Do this:
Retype the whole listing verbatim and keep the pictures out of it.

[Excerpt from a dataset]
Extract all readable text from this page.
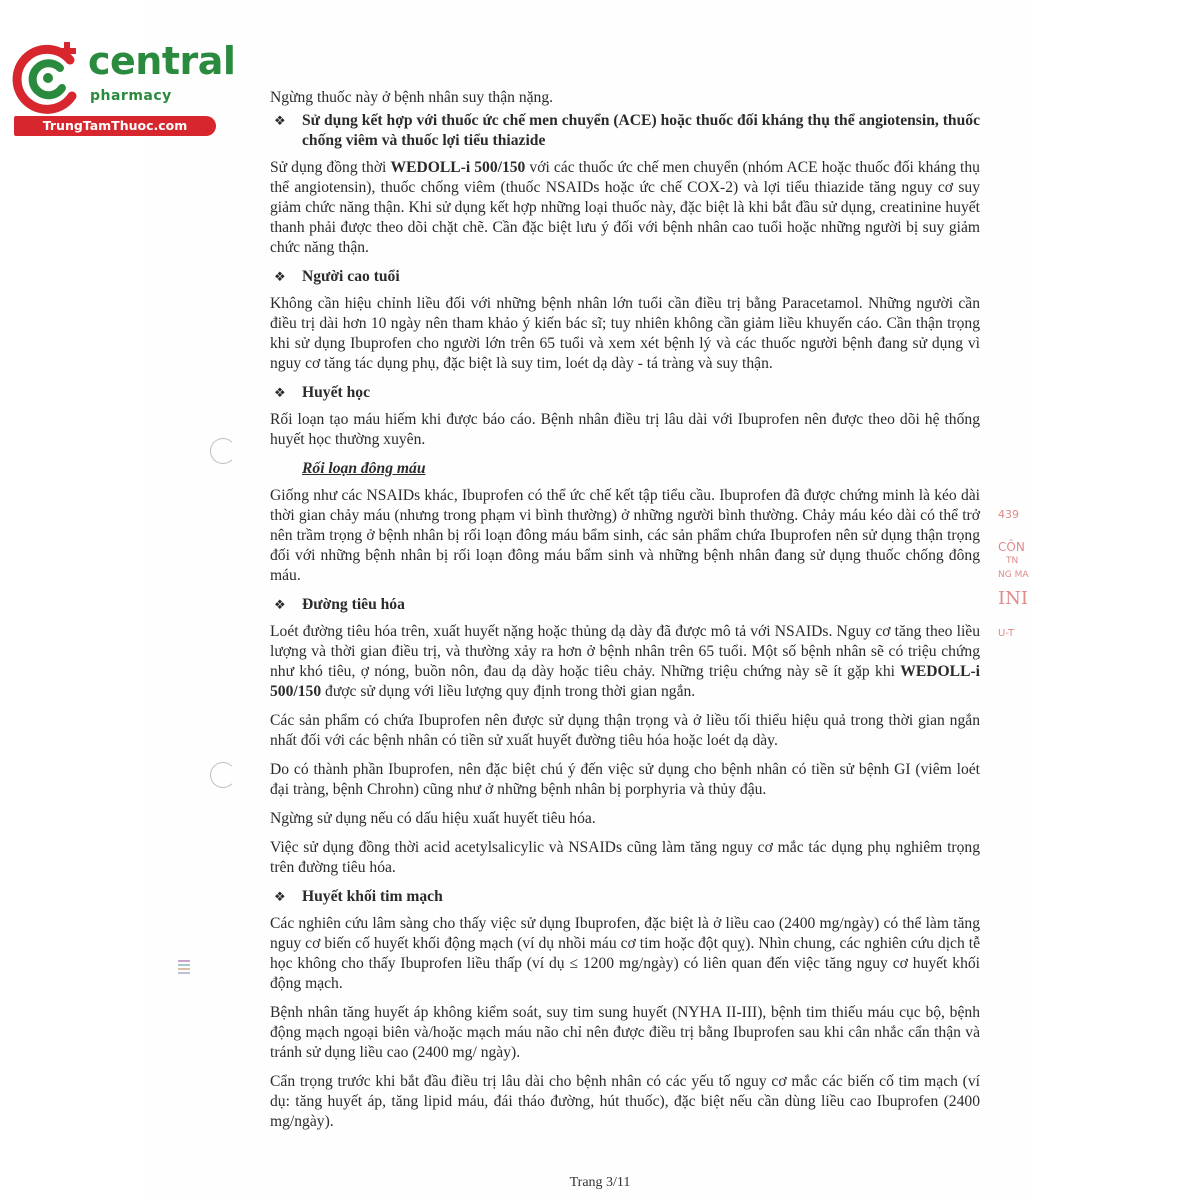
central
pharmacy
TrungTamThuoc.com
439
CÔN
TN
NG MA
INI
U-T

Ngừng thuốc này ở bệnh nhân suy thận nặng.

❖	Sử dụng kết hợp với thuốc ức chế men chuyển (ACE) hoặc thuốc đối kháng thụ thể angiotensin, thuốc chống viêm và thuốc lợi tiểu thiazide

Sử dụng đồng thời WEDOLL-i 500/150 với các thuốc ức chế men chuyển (nhóm ACE hoặc thuốc đối kháng thụ thể angiotensin), thuốc chống viêm (thuốc NSAIDs hoặc ức chế COX-2) và lợi tiểu thiazide tăng nguy cơ suy giảm chức năng thận. Khi sử dụng kết hợp những loại thuốc này, đặc biệt là khi bắt đầu sử dụng, creatinine huyết thanh phải được theo dõi chặt chẽ. Cần đặc biệt lưu ý đối với bệnh nhân cao tuổi hoặc những người bị suy giảm chức năng thận.

❖	Người cao tuổi

Không cần hiệu chỉnh liều đối với những bệnh nhân lớn tuổi cần điều trị bằng Paracetamol. Những người cần điều trị dài hơn 10 ngày nên tham khảo ý kiến bác sĩ; tuy nhiên không cần giảm liều khuyến cáo. Cần thận trọng khi sử dụng Ibuprofen cho người lớn trên 65 tuổi và xem xét bệnh lý và các thuốc người bệnh đang sử dụng vì nguy cơ tăng tác dụng phụ, đặc biệt là suy tim, loét dạ dày - tá tràng và suy thận.

❖	Huyết học

Rối loạn tạo máu hiếm khi được báo cáo. Bệnh nhân điều trị lâu dài với Ibuprofen nên được theo dõi hệ thống huyết học thường xuyên.

Rối loạn đông máu

Giống như các NSAIDs khác, Ibuprofen có thể ức chế kết tập tiểu cầu. Ibuprofen đã được chứng minh là kéo dài thời gian chảy máu (nhưng trong phạm vi bình thường) ở những người bình thường. Chảy máu kéo dài có thể trở nên trầm trọng ở bệnh nhân bị rối loạn đông máu bẩm sinh, các sản phẩm chứa Ibuprofen nên sử dụng thận trọng đối với những bệnh nhân bị rối loạn đông máu bẩm sinh và những bệnh nhân đang sử dụng thuốc chống đông máu.

❖	Đường tiêu hóa

Loét đường tiêu hóa trên, xuất huyết nặng hoặc thủng dạ dày đã được mô tả với NSAIDs. Nguy cơ tăng theo liều lượng và thời gian điều trị, và thường xảy ra hơn ở bệnh nhân trên 65 tuổi. Một số bệnh nhân sẽ có triệu chứng như khó tiêu, ợ nóng, buồn nôn, đau dạ dày hoặc tiêu chảy. Những triệu chứng này sẽ ít gặp khi WEDOLL-i 500/150 được sử dụng với liều lượng quy định trong thời gian ngắn.

Các sản phẩm có chứa Ibuprofen nên được sử dụng thận trọng và ở liều tối thiểu hiệu quả trong thời gian ngắn nhất đối với các bệnh nhân có tiền sử xuất huyết đường tiêu hóa hoặc loét dạ dày.

Do có thành phần Ibuprofen, nên đặc biệt chú ý đến việc sử dụng cho bệnh nhân có tiền sử bệnh GI (viêm loét đại tràng, bệnh Chrohn) cũng như ở những bệnh nhân bị porphyria và thủy đậu.

Ngừng sử dụng nếu có dấu hiệu xuất huyết tiêu hóa.

Việc sử dụng đồng thời acid acetylsalicylic và NSAIDs cũng làm tăng nguy cơ mắc tác dụng phụ nghiêm trọng trên đường tiêu hóa.

❖	Huyết khối tim mạch

Các nghiên cứu lâm sàng cho thấy việc sử dụng Ibuprofen, đặc biệt là ở liều cao (2400 mg/ngày) có thể làm tăng nguy cơ biến cố huyết khối động mạch (ví dụ nhồi máu cơ tim hoặc đột quỵ). Nhìn chung, các nghiên cứu dịch tễ học không cho thấy Ibuprofen liều thấp (ví dụ ≤ 1200 mg/ngày) có liên quan đến việc tăng nguy cơ huyết khối động mạch.

Bệnh nhân tăng huyết áp không kiểm soát, suy tim sung huyết (NYHA II-III), bệnh tim thiếu máu cục bộ, bệnh động mạch ngoại biên và/hoặc mạch máu não chỉ nên được điều trị bằng Ibuprofen sau khi cân nhắc cẩn thận và tránh sử dụng liều cao (2400 mg/ ngày).

Cẩn trọng trước khi bắt đầu điều trị lâu dài cho bệnh nhân có các yếu tố nguy cơ mắc các biến cố tim mạch (ví dụ: tăng huyết áp, tăng lipid máu, đái tháo đường, hút thuốc), đặc biệt nếu cần dùng liều cao Ibuprofen (2400 mg/ngày).

Trang 3/11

Solved problem:
Extract all readable text from this page.
central
pharmacy
TrungTamThuoc.com
439
CÔN
TN
NG MA
INI
U-T

Ngừng thuốc này ở bệnh nhân suy thận nặng.

❖	Sử dụng kết hợp với thuốc ức chế men chuyển (ACE) hoặc thuốc đối kháng thụ thể angiotensin, thuốc chống viêm và thuốc lợi tiểu thiazide

Sử dụng đồng thời WEDOLL-i 500/150 với các thuốc ức chế men chuyển (nhóm ACE hoặc thuốc đối kháng thụ thể angiotensin), thuốc chống viêm (thuốc NSAIDs hoặc ức chế COX-2) và lợi tiểu thiazide tăng nguy cơ suy giảm chức năng thận. Khi sử dụng kết hợp những loại thuốc này, đặc biệt là khi bắt đầu sử dụng, creatinine huyết thanh phải được theo dõi chặt chẽ. Cần đặc biệt lưu ý đối với bệnh nhân cao tuổi hoặc những người bị suy giảm chức năng thận.

❖	Người cao tuổi

Không cần hiệu chỉnh liều đối với những bệnh nhân lớn tuổi cần điều trị bằng Paracetamol. Những người cần điều trị dài hơn 10 ngày nên tham khảo ý kiến bác sĩ; tuy nhiên không cần giảm liều khuyến cáo. Cần thận trọng khi sử dụng Ibuprofen cho người lớn trên 65 tuổi và xem xét bệnh lý và các thuốc người bệnh đang sử dụng vì nguy cơ tăng tác dụng phụ, đặc biệt là suy tim, loét dạ dày - tá tràng và suy thận.

❖	Huyết học

Rối loạn tạo máu hiếm khi được báo cáo. Bệnh nhân điều trị lâu dài với Ibuprofen nên được theo dõi hệ thống huyết học thường xuyên.

Rối loạn đông máu

Giống như các NSAIDs khác, Ibuprofen có thể ức chế kết tập tiểu cầu. Ibuprofen đã được chứng minh là kéo dài thời gian chảy máu (nhưng trong phạm vi bình thường) ở những người bình thường. Chảy máu kéo dài có thể trở nên trầm trọng ở bệnh nhân bị rối loạn đông máu bẩm sinh, các sản phẩm chứa Ibuprofen nên sử dụng thận trọng đối với những bệnh nhân bị rối loạn đông máu bẩm sinh và những bệnh nhân đang sử dụng thuốc chống đông máu.

❖	Đường tiêu hóa

Loét đường tiêu hóa trên, xuất huyết nặng hoặc thủng dạ dày đã được mô tả với NSAIDs. Nguy cơ tăng theo liều lượng và thời gian điều trị, và thường xảy ra hơn ở bệnh nhân trên 65 tuổi. Một số bệnh nhân sẽ có triệu chứng như khó tiêu, ợ nóng, buồn nôn, đau dạ dày hoặc tiêu chảy. Những triệu chứng này sẽ ít gặp khi WEDOLL-i 500/150 được sử dụng với liều lượng quy định trong thời gian ngắn.

Các sản phẩm có chứa Ibuprofen nên được sử dụng thận trọng và ở liều tối thiểu hiệu quả trong thời gian ngắn nhất đối với các bệnh nhân có tiền sử xuất huyết đường tiêu hóa hoặc loét dạ dày.

Do có thành phần Ibuprofen, nên đặc biệt chú ý đến việc sử dụng cho bệnh nhân có tiền sử bệnh GI (viêm loét đại tràng, bệnh Chrohn) cũng như ở những bệnh nhân bị porphyria và thủy đậu.

Ngừng sử dụng nếu có dấu hiệu xuất huyết tiêu hóa.

Việc sử dụng đồng thời acid acetylsalicylic và NSAIDs cũng làm tăng nguy cơ mắc tác dụng phụ nghiêm trọng trên đường tiêu hóa.

❖	Huyết khối tim mạch

Các nghiên cứu lâm sàng cho thấy việc sử dụng Ibuprofen, đặc biệt là ở liều cao (2400 mg/ngày) có thể làm tăng nguy cơ biến cố huyết khối động mạch (ví dụ nhồi máu cơ tim hoặc đột quỵ). Nhìn chung, các nghiên cứu dịch tễ học không cho thấy Ibuprofen liều thấp (ví dụ ≤ 1200 mg/ngày) có liên quan đến việc tăng nguy cơ huyết khối động mạch.

Bệnh nhân tăng huyết áp không kiểm soát, suy tim sung huyết (NYHA II-III), bệnh tim thiếu máu cục bộ, bệnh động mạch ngoại biên và/hoặc mạch máu não chỉ nên được điều trị bằng Ibuprofen sau khi cân nhắc cẩn thận và tránh sử dụng liều cao (2400 mg/ ngày).

Cẩn trọng trước khi bắt đầu điều trị lâu dài cho bệnh nhân có các yếu tố nguy cơ mắc các biến cố tim mạch (ví dụ: tăng huyết áp, tăng lipid máu, đái tháo đường, hút thuốc), đặc biệt nếu cần dùng liều cao Ibuprofen (2400 mg/ngày).

Trang 3/11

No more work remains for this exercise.